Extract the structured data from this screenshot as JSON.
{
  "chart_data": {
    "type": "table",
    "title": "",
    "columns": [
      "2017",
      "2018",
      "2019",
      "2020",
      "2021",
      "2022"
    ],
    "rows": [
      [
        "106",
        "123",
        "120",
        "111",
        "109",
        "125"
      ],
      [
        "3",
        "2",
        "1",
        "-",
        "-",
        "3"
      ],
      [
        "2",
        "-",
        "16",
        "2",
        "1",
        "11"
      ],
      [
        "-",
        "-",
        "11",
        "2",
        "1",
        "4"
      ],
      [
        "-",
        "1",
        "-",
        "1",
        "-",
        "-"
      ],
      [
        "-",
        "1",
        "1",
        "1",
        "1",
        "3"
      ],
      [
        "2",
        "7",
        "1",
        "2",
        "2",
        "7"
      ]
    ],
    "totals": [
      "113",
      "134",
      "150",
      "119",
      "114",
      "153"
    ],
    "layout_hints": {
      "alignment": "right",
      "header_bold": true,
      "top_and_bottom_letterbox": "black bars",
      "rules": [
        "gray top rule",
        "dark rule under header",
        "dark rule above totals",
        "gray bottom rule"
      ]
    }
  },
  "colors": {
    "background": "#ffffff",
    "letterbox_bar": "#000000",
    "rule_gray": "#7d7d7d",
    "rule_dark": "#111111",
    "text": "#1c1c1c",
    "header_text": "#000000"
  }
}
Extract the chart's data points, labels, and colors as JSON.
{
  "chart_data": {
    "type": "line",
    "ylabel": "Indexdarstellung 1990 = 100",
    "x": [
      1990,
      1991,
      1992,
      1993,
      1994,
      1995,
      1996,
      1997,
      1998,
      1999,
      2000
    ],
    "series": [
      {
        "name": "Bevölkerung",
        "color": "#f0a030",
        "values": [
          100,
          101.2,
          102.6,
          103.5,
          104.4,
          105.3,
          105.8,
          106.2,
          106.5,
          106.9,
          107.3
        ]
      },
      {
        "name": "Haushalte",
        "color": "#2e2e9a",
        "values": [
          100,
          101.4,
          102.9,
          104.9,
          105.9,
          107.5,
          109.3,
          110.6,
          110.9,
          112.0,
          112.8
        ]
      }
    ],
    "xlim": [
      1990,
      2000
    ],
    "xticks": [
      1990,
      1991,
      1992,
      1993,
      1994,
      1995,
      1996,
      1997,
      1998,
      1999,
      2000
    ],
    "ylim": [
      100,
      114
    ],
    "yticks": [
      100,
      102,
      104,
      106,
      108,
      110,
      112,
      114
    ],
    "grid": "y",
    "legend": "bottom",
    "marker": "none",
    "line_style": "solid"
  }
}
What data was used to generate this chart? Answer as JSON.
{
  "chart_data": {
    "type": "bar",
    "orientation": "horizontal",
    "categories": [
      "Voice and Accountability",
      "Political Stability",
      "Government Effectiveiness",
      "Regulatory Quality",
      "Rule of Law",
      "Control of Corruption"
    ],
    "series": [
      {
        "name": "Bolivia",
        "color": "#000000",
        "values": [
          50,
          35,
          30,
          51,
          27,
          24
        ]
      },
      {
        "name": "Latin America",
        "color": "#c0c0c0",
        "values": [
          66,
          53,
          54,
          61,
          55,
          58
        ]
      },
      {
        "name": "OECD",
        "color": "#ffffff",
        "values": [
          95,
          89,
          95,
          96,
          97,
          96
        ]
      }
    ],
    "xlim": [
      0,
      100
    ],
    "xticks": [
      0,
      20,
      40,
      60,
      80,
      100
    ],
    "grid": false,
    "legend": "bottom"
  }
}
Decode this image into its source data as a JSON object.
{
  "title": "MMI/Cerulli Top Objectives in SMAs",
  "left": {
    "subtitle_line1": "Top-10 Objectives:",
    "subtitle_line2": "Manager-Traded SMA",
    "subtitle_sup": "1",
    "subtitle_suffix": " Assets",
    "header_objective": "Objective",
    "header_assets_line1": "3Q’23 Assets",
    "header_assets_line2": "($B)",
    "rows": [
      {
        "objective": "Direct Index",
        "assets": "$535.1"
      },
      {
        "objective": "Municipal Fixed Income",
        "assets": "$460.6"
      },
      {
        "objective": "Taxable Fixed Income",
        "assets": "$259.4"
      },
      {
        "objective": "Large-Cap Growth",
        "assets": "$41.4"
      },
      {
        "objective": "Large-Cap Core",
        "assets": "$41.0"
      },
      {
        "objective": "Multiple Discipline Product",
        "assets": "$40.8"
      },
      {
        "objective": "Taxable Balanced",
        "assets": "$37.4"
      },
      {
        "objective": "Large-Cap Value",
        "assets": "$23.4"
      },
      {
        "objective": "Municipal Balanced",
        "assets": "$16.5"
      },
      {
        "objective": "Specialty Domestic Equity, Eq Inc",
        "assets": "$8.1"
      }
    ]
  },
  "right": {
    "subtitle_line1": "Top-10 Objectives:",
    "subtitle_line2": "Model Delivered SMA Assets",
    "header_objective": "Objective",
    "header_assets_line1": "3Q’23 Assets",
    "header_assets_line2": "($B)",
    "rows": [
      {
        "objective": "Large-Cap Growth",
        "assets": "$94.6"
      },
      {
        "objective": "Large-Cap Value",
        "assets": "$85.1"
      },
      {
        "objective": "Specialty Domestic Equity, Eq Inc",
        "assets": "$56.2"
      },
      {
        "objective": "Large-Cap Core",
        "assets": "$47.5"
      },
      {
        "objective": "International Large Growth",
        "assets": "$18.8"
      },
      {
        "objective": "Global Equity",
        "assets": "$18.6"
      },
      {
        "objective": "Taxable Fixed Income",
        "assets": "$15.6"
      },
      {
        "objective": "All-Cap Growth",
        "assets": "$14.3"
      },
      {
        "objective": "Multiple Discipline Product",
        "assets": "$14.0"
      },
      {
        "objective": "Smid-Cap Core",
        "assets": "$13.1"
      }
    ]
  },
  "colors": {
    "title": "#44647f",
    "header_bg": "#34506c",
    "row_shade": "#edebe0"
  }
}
================================
*Work instructions*
Repeat the material above in full, exactly as it stands.

*Written solution*
Extract the structured data from this screenshot as JSON.
{
  "chart_data": {
    "type": "table",
    "title": "",
    "columns": [
      "2017",
      "2018",
      "2019",
      "2020",
      "2021",
      "2022"
    ],
    "rows": [
      [
        "106",
        "123",
        "120",
        "111",
        "109",
        "125"
      ],
      [
        "3",
        "2",
        "1",
        "-",
        "-",
        "3"
      ],
      [
        "2",
        "-",
        "16",
        "2",
        "1",
        "11"
      ],
      [
        "-",
        "-",
        "11",
        "2",
        "1",
        "4"
      ],
      [
        "-",
        "1",
        "-",
        "1",
        "-",
        "-"
      ],
      [
        "-",
        "1",
        "1",
        "1",
        "1",
        "3"
      ],
      [
        "2",
        "7",
        "1",
        "2",
        "2",
        "7"
      ]
    ],
    "totals": [
      "113",
      "134",
      "150",
      "119",
      "114",
      "153"
    ],
    "layout_hints": {
      "alignment": "right",
      "header_bold": true,
      "top_and_bottom_letterbox": "black bars",
      "rules": [
        "gray top rule",
        "dark rule under header",
        "dark rule above totals",
        "gray bottom rule"
      ]
    }
  },
  "colors": {
    "background": "#ffffff",
    "letterbox_bar": "#000000",
    "rule_gray": "#7d7d7d",
    "rule_dark": "#111111",
    "text": "#1c1c1c",
    "header_text": "#000000"
  }
}
Extract the chart's data points, labels, and colors as JSON.
{
  "chart_data": {
    "type": "line",
    "ylabel": "Indexdarstellung 1990 = 100",
    "x": [
      1990,
      1991,
      1992,
      1993,
      1994,
      1995,
      1996,
      1997,
      1998,
      1999,
      2000
    ],
    "series": [
      {
        "name": "Bevölkerung",
        "color": "#f0a030",
        "values": [
          100,
          101.2,
          102.6,
          103.5,
          104.4,
          105.3,
          105.8,
          106.2,
          106.5,
          106.9,
          107.3
        ]
      },
      {
        "name": "Haushalte",
        "color": "#2e2e9a",
        "values": [
          100,
          101.4,
          102.9,
          104.9,
          105.9,
          107.5,
          109.3,
          110.6,
          110.9,
          112.0,
          112.8
        ]
      }
    ],
    "xlim": [
      1990,
      2000
    ],
    "xticks": [
      1990,
      1991,
      1992,
      1993,
      1994,
      1995,
      1996,
      1997,
      1998,
      1999,
      2000
    ],
    "ylim": [
      100,
      114
    ],
    "yticks": [
      100,
      102,
      104,
      106,
      108,
      110,
      112,
      114
    ],
    "grid": "y",
    "legend": "bottom",
    "marker": "none",
    "line_style": "solid"
  }
}
What data was used to generate this chart? Answer as JSON.
{
  "chart_data": {
    "type": "bar",
    "orientation": "horizontal",
    "categories": [
      "Voice and Accountability",
      "Political Stability",
      "Government Effectiveiness",
      "Regulatory Quality",
      "Rule of Law",
      "Control of Corruption"
    ],
    "series": [
      {
        "name": "Bolivia",
        "color": "#000000",
        "values": [
          50,
          35,
          30,
          51,
          27,
          24
        ]
      },
      {
        "name": "Latin America",
        "color": "#c0c0c0",
        "values": [
          66,
          53,
          54,
          61,
          55,
          58
        ]
      },
      {
        "name": "OECD",
        "color": "#ffffff",
        "values": [
          95,
          89,
          95,
          96,
          97,
          96
        ]
      }
    ],
    "xlim": [
      0,
      100
    ],
    "xticks": [
      0,
      20,
      40,
      60,
      80,
      100
    ],
    "grid": false,
    "legend": "bottom"
  }
}
Decode this image into its source data as a JSON object.
{
  "title": "MMI/Cerulli Top Objectives in SMAs",
  "left": {
    "subtitle_line1": "Top-10 Objectives:",
    "subtitle_line2": "Manager-Traded SMA",
    "subtitle_sup": "1",
    "subtitle_suffix": " Assets",
    "header_objective": "Objective",
    "header_assets_line1": "3Q’23 Assets",
    "header_assets_line2": "($B)",
    "rows": [
      {
        "objective": "Direct Index",
        "assets": "$535.1"
      },
      {
        "objective": "Municipal Fixed Income",
        "assets": "$460.6"
      },
      {
        "objective": "Taxable Fixed Income",
        "assets": "$259.4"
      },
      {
        "objective": "Large-Cap Growth",
        "assets": "$41.4"
      },
      {
        "objective": "Large-Cap Core",
        "assets": "$41.0"
      },
      {
        "objective": "Multiple Discipline Product",
        "assets": "$40.8"
      },
      {
        "objective": "Taxable Balanced",
        "assets": "$37.4"
      },
      {
        "objective": "Large-Cap Value",
        "assets": "$23.4"
      },
      {
        "objective": "Municipal Balanced",
        "assets": "$16.5"
      },
      {
        "objective": "Specialty Domestic Equity, Eq Inc",
        "assets": "$8.1"
      }
    ]
  },
  "right": {
    "subtitle_line1": "Top-10 Objectives:",
    "subtitle_line2": "Model Delivered SMA Assets",
    "header_objective": "Objective",
    "header_assets_line1": "3Q’23 Assets",
    "header_assets_line2": "($B)",
    "rows": [
      {
        "objective": "Large-Cap Growth",
        "assets": "$94.6"
      },
      {
        "objective": "Large-Cap Value",
        "assets": "$85.1"
      },
      {
        "objective": "Specialty Domestic Equity, Eq Inc",
        "assets": "$56.2"
      },
      {
        "objective": "Large-Cap Core",
        "assets": "$47.5"
      },
      {
        "objective": "International Large Growth",
        "assets": "$18.8"
      },
      {
        "objective": "Global Equity",
        "assets": "$18.6"
      },
      {
        "objective": "Taxable Fixed Income",
        "assets": "$15.6"
      },
      {
        "objective": "All-Cap Growth",
        "assets": "$14.3"
      },
      {
        "objective": "Multiple Discipline Product",
        "assets": "$14.0"
      },
      {
        "objective": "Smid-Cap Core",
        "assets": "$13.1"
      }
    ]
  },
  "colors": {
    "title": "#44647f",
    "header_bg": "#34506c",
    "row_shade": "#edebe0"
  }
}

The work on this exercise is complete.